## start

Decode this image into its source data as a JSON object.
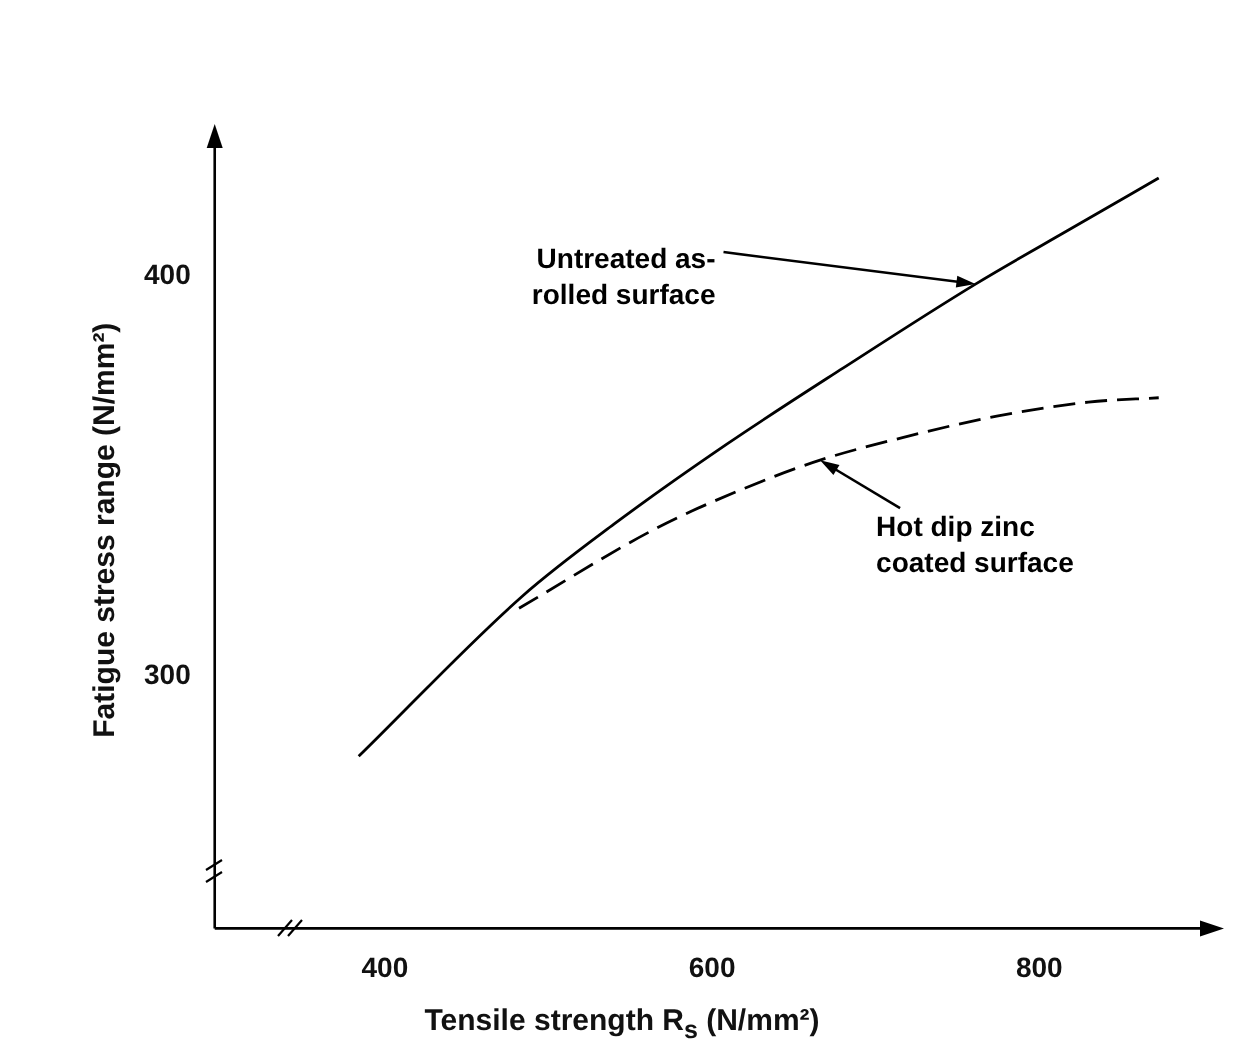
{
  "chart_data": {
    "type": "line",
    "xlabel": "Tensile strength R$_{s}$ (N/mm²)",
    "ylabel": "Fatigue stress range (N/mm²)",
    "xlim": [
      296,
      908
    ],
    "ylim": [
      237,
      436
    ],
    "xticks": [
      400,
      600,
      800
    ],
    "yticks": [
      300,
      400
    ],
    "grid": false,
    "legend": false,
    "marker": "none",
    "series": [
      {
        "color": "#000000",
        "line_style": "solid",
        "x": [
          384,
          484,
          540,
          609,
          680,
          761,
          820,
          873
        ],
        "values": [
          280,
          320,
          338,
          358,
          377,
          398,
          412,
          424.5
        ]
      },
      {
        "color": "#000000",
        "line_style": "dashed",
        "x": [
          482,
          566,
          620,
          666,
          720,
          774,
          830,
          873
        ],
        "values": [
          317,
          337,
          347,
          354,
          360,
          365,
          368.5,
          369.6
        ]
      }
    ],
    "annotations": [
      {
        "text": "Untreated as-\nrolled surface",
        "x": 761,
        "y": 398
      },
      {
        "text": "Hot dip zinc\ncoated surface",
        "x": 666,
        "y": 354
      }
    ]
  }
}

## end
## start

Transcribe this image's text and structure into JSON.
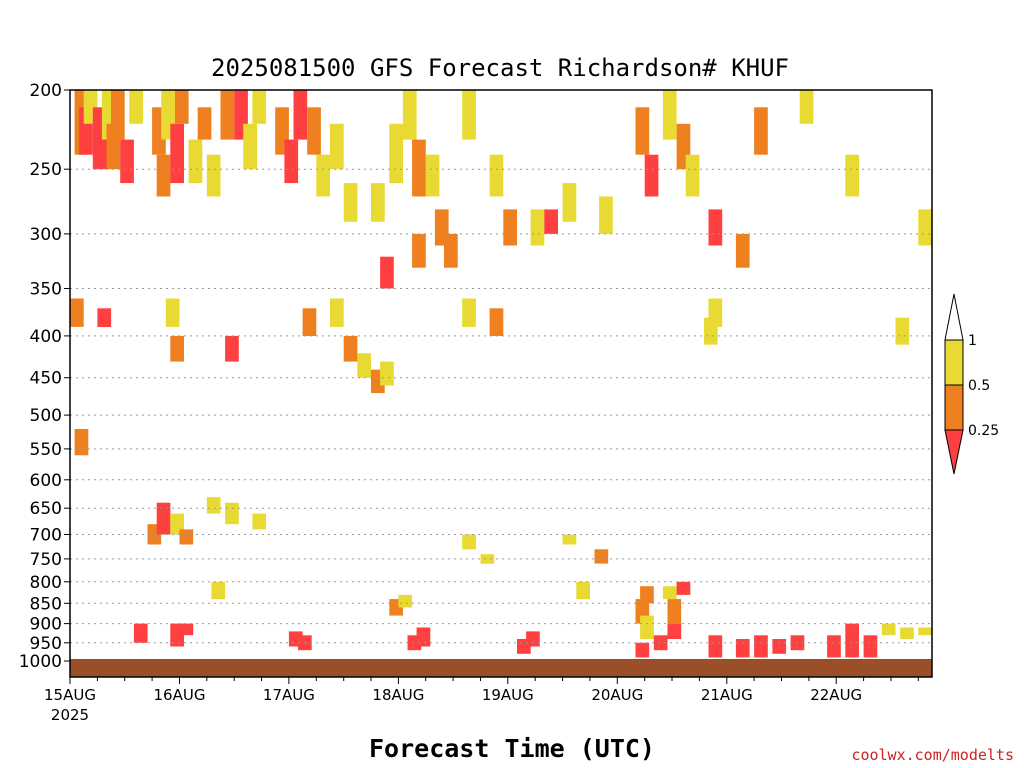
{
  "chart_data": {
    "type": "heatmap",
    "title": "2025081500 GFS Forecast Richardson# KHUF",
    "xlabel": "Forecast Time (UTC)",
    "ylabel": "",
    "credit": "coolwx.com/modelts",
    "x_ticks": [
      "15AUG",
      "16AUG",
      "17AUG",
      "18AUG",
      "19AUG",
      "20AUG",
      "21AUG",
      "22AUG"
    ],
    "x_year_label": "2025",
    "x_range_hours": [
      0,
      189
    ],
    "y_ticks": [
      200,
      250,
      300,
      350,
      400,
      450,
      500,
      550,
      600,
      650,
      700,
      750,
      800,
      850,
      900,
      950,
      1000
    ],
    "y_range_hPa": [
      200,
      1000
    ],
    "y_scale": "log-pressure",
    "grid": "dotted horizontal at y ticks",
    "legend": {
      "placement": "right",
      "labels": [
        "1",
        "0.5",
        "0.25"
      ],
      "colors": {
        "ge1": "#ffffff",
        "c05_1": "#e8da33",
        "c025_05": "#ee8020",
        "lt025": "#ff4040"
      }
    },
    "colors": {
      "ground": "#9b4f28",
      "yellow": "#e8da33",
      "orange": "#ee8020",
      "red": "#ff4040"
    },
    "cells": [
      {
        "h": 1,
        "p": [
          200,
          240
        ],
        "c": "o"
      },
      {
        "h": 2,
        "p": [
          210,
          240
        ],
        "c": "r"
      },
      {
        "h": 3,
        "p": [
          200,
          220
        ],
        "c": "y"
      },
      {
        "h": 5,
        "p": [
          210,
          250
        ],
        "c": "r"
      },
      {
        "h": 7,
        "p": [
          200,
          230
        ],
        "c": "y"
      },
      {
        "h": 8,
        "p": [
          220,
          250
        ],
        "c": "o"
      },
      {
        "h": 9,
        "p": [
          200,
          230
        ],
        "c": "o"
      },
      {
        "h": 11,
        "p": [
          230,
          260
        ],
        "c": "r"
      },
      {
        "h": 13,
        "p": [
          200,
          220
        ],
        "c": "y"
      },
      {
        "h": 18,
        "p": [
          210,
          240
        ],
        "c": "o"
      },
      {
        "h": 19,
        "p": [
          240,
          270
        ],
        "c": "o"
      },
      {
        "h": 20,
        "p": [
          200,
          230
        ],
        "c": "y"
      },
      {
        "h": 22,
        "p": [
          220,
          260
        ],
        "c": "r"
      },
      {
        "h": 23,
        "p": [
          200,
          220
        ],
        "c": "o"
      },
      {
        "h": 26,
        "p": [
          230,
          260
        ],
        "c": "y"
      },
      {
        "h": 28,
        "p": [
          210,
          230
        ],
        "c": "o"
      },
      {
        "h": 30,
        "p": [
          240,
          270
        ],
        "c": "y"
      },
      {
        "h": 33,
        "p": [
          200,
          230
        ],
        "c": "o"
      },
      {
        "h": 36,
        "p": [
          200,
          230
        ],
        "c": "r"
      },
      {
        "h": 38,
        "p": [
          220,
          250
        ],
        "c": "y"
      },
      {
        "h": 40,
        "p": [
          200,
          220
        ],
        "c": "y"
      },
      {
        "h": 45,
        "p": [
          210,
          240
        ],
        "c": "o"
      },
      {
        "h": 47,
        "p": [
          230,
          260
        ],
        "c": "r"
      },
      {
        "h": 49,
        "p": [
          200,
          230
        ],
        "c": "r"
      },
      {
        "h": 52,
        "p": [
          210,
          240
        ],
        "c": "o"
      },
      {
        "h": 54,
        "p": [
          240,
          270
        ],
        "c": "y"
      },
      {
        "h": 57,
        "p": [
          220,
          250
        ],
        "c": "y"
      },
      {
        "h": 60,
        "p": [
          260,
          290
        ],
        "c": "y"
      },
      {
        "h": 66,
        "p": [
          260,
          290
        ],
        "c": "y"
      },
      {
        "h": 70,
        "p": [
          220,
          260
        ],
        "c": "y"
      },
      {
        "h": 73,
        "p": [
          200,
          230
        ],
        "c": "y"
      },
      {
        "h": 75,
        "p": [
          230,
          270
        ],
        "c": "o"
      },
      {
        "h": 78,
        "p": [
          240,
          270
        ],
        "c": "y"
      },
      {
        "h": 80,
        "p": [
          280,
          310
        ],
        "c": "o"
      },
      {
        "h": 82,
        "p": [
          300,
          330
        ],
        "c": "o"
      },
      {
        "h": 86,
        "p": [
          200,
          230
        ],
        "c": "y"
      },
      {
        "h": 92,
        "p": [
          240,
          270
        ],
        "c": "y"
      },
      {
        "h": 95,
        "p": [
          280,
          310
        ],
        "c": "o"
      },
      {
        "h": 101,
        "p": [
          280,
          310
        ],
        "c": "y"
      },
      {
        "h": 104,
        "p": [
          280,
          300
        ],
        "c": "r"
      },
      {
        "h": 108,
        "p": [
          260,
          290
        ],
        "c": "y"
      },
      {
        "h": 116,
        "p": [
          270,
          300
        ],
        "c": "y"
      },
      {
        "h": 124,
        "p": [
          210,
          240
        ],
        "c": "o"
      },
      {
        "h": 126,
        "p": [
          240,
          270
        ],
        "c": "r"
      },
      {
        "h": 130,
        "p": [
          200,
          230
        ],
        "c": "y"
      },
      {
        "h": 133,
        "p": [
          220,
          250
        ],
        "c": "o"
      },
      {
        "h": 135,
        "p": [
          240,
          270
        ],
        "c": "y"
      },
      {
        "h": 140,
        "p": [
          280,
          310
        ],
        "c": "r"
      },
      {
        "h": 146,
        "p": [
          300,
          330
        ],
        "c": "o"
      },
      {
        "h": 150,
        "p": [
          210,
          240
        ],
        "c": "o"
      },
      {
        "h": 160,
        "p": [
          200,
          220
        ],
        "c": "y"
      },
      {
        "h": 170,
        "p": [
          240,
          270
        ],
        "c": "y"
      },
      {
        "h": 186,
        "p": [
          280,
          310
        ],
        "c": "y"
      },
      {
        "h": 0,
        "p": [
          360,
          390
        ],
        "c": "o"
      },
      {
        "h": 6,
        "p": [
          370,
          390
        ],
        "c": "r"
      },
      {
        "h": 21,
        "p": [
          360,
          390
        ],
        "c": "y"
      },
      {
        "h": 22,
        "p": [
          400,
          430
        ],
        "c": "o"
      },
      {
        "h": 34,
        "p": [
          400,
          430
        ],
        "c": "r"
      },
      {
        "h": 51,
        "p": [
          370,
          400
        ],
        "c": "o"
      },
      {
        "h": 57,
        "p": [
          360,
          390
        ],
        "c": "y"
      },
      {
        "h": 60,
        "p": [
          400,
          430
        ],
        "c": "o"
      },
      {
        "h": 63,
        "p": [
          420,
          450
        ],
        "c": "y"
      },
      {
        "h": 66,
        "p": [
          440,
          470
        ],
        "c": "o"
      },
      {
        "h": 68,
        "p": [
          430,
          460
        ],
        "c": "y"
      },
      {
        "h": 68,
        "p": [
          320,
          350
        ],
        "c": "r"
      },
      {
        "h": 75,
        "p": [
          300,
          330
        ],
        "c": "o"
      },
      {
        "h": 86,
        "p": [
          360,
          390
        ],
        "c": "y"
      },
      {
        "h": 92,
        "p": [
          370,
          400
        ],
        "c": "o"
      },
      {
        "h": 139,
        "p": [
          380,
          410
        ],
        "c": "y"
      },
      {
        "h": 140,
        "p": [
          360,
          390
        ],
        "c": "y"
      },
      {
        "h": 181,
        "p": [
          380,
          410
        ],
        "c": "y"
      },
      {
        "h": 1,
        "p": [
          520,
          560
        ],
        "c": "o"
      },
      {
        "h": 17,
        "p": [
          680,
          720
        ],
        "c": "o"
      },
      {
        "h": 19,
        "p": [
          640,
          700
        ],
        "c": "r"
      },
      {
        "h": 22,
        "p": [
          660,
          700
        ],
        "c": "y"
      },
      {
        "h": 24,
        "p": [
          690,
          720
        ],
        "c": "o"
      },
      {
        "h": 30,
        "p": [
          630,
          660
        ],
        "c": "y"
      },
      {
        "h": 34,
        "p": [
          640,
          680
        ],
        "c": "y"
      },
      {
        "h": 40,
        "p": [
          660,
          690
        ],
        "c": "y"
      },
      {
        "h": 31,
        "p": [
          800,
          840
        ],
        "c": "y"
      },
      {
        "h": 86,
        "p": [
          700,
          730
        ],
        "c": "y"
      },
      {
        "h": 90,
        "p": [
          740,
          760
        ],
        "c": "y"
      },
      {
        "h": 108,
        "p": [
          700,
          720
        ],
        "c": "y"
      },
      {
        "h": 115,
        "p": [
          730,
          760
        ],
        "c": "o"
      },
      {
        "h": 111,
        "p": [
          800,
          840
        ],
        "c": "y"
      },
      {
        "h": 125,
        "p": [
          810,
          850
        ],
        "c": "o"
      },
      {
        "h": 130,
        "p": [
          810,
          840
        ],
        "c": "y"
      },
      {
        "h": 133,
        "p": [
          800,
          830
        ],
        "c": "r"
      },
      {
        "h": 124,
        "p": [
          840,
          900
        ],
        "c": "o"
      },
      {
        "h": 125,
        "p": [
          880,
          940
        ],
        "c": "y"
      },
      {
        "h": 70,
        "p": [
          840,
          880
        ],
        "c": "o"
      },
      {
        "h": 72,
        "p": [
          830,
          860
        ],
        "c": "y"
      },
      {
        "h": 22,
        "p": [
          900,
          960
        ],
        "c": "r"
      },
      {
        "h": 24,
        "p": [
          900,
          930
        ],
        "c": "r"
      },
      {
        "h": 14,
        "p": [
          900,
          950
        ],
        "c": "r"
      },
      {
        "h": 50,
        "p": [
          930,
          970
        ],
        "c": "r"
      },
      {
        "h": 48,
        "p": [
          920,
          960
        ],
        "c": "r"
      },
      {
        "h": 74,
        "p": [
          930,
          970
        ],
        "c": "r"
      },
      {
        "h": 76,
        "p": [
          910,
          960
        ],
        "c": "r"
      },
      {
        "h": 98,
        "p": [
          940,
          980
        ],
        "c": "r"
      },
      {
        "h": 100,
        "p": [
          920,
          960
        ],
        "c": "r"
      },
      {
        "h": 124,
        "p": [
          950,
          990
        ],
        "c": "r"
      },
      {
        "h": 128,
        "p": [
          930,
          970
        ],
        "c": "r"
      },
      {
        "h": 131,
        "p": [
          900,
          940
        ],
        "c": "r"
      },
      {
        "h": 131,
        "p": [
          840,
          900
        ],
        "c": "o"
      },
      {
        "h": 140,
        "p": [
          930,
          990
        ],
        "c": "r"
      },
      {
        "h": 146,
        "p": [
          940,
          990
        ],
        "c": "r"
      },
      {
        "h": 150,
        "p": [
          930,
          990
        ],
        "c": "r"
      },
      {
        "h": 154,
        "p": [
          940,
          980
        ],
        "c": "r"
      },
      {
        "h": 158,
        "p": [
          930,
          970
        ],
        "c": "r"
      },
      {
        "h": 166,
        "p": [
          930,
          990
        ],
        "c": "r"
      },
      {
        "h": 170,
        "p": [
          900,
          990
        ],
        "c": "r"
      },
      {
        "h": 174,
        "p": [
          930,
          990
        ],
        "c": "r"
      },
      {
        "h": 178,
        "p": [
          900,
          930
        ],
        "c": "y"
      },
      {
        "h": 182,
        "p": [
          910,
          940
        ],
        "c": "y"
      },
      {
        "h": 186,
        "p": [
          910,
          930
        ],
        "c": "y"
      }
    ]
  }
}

## end
## start

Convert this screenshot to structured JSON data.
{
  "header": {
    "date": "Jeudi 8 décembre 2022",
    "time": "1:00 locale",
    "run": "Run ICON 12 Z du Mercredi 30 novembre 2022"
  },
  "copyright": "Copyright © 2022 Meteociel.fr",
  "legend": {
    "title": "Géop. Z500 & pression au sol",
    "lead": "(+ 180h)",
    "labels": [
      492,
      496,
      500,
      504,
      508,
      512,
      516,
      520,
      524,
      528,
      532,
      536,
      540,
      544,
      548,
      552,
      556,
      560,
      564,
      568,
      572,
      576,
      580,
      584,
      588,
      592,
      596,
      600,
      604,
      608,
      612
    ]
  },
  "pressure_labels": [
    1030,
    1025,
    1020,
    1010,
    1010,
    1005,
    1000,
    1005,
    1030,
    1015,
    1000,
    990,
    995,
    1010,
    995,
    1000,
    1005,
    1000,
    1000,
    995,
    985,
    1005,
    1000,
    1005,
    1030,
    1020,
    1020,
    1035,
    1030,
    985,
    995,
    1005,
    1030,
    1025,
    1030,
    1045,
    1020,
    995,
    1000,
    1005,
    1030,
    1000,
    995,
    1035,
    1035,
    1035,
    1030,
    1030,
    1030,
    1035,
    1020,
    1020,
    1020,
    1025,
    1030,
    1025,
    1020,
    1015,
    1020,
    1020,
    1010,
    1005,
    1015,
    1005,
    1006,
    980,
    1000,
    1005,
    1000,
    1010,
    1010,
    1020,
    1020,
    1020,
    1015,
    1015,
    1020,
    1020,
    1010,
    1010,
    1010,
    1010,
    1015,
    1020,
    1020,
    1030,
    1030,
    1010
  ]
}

## end

• **Task goal**:
Locate all lines in the listing above with the word "grid". Copy them.

• **Result of the task**:
    "grid": false,
    "grid": "dotted horizontal at y ticks",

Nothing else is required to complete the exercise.